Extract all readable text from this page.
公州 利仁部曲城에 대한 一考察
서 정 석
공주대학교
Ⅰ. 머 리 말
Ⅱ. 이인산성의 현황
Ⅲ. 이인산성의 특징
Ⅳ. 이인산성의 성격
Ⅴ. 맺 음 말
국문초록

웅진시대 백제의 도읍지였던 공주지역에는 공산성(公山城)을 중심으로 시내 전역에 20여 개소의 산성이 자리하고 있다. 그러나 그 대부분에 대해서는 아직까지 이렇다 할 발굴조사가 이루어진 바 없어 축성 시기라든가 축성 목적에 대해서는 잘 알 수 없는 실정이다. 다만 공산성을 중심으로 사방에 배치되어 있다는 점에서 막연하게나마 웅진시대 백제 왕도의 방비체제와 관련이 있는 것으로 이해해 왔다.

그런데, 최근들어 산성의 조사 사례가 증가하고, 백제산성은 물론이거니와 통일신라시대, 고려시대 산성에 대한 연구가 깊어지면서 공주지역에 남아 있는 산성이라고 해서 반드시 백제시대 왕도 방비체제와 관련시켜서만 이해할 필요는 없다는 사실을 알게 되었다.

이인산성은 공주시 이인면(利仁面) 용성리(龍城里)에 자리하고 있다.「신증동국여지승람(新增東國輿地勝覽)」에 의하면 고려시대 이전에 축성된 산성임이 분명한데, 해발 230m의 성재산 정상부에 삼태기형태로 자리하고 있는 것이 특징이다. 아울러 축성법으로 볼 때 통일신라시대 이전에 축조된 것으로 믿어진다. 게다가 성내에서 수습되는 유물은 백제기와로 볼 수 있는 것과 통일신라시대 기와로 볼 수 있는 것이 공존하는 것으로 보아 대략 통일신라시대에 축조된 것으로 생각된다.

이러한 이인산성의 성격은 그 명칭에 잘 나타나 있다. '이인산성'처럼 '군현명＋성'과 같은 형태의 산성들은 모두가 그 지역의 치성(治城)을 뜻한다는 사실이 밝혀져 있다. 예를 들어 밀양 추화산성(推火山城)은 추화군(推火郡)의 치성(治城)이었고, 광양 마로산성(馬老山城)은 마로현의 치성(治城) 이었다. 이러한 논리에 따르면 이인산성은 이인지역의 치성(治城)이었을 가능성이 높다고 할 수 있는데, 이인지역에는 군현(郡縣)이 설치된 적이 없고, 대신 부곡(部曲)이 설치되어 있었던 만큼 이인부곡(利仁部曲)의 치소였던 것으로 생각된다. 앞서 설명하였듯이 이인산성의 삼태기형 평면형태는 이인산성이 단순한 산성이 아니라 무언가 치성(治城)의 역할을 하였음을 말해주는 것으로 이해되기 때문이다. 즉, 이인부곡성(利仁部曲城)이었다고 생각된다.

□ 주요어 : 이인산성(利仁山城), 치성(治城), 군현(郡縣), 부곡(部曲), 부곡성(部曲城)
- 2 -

## [Task prompt]
Show the lines of the material that contain the word "자리하고".

## [Written solution]
웅진시대 백제의 도읍지였던 공주지역에는 공산성(公山城)을 중심으로 시내 전역에 20여 개소의 산성이 자리하고 있다. 그러나 그 대부분에 대해서는 아직까지 이렇다 할 발굴조사가 이루어진 바 없어 축성 시기라든가 축성 목적에 대해서는 잘 알 수 없는 실정이다. 다만 공산성을 중심으로 사방에 배치되어 있다는 점에서 막연하게나마 웅진시대 백제 왕도의 방비체제와 관련이 있는 것으로 이해해 왔다.
이인산성은 공주시 이인면(利仁面) 용성리(龍城里)에 자리하고 있다.「신증동국여지승람(新增東國輿地勝覽)」에 의하면 고려시대 이전에 축성된 산성임이 분명한데, 해발 230m의 성재산 정상부에 삼태기형태로 자리하고 있는 것이 특징이다. 아울러 축성법으로 볼 때 통일신라시대 이전에 축조된 것으로 믿어진다. 게다가 성내에서 수습되는 유물은 백제기와로 볼 수 있는 것과 통일신라시대 기와로 볼 수 있는 것이 공존하는 것으로 보아 대략 통일신라시대에 축조된 것으로 생각된다.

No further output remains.